◆ **Problem details**:
Reproduce exactly, with no other output, every line of the data below from the line containing "What data populates" to the end, inclusive.

◆ **Given records**:
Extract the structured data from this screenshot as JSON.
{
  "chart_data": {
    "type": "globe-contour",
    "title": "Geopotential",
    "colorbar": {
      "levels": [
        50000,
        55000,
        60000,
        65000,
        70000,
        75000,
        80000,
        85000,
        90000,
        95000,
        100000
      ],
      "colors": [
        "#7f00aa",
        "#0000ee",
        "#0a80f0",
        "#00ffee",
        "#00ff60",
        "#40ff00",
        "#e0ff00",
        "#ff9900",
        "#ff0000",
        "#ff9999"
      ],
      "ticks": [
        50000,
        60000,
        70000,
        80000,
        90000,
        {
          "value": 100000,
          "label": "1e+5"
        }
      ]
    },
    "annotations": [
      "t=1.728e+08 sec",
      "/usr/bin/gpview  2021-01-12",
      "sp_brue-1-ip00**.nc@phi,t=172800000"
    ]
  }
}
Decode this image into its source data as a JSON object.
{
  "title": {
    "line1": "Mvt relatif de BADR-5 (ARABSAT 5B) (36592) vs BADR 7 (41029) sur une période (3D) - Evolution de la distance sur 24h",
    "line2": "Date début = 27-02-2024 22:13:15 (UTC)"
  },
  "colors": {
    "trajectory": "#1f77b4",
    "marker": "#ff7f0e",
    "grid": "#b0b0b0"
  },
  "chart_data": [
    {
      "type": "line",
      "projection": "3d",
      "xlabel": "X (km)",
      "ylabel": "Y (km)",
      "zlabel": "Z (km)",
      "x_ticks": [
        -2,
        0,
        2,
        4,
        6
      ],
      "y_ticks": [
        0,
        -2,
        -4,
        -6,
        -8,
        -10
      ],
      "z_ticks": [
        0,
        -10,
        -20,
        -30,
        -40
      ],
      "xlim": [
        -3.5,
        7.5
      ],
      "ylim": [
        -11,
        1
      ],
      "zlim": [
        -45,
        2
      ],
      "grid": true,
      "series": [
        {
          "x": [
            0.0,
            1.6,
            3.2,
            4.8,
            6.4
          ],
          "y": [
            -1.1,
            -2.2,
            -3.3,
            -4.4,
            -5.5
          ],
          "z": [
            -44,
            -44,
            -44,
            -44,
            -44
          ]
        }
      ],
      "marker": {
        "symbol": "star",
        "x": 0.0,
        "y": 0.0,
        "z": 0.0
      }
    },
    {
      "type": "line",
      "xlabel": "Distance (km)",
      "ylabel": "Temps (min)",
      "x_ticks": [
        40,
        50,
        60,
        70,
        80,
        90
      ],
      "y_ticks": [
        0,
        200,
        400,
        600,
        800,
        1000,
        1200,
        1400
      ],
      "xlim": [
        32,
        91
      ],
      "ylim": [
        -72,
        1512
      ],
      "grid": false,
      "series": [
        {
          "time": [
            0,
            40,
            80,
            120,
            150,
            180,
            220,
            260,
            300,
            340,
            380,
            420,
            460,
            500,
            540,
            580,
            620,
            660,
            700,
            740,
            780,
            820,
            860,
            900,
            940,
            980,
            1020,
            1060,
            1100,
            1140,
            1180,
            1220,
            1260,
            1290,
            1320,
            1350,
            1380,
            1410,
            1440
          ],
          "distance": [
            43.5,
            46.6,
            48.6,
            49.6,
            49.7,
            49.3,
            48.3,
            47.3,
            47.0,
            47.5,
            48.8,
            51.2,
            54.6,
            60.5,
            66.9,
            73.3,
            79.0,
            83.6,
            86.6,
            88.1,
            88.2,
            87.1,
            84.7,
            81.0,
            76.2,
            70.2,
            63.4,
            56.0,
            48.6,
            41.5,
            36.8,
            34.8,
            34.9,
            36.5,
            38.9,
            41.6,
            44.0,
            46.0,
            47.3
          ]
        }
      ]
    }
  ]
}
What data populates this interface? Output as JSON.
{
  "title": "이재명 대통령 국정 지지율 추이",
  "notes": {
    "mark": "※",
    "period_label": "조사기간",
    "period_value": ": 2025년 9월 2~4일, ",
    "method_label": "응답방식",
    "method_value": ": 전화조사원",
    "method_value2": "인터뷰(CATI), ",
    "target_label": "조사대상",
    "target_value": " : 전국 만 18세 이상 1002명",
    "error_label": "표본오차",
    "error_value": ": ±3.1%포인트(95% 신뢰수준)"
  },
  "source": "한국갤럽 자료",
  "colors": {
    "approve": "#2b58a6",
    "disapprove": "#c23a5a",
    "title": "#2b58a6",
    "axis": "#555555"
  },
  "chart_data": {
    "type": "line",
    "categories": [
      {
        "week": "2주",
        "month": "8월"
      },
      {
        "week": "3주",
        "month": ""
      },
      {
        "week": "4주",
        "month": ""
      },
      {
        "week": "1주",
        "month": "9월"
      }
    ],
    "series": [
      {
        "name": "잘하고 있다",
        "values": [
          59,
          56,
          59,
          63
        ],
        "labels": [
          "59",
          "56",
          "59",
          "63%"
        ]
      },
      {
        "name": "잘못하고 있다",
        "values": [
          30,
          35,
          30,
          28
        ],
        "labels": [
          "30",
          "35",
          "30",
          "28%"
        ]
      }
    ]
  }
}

◆ **Complete response**:
What data populates this interface? Output as JSON.
{
  "title": "이재명 대통령 국정 지지율 추이",
  "notes": {
    "mark": "※",
    "period_label": "조사기간",
    "period_value": ": 2025년 9월 2~4일, ",
    "method_label": "응답방식",
    "method_value": ": 전화조사원",
    "method_value2": "인터뷰(CATI), ",
    "target_label": "조사대상",
    "target_value": " : 전국 만 18세 이상 1002명",
    "error_label": "표본오차",
    "error_value": ": ±3.1%포인트(95% 신뢰수준)"
  },
  "source": "한국갤럽 자료",
  "colors": {
    "approve": "#2b58a6",
    "disapprove": "#c23a5a",
    "title": "#2b58a6",
    "axis": "#555555"
  },
  "chart_data": {
    "type": "line",
    "categories": [
      {
        "week": "2주",
        "month": "8월"
      },
      {
        "week": "3주",
        "month": ""
      },
      {
        "week": "4주",
        "month": ""
      },
      {
        "week": "1주",
        "month": "9월"
      }
    ],
    "series": [
      {
        "name": "잘하고 있다",
        "values": [
          59,
          56,
          59,
          63
        ],
        "labels": [
          "59",
          "56",
          "59",
          "63%"
        ]
      },
      {
        "name": "잘못하고 있다",
        "values": [
          30,
          35,
          30,
          28
        ],
        "labels": [
          "30",
          "35",
          "30",
          "28%"
        ]
      }
    ]
  }
}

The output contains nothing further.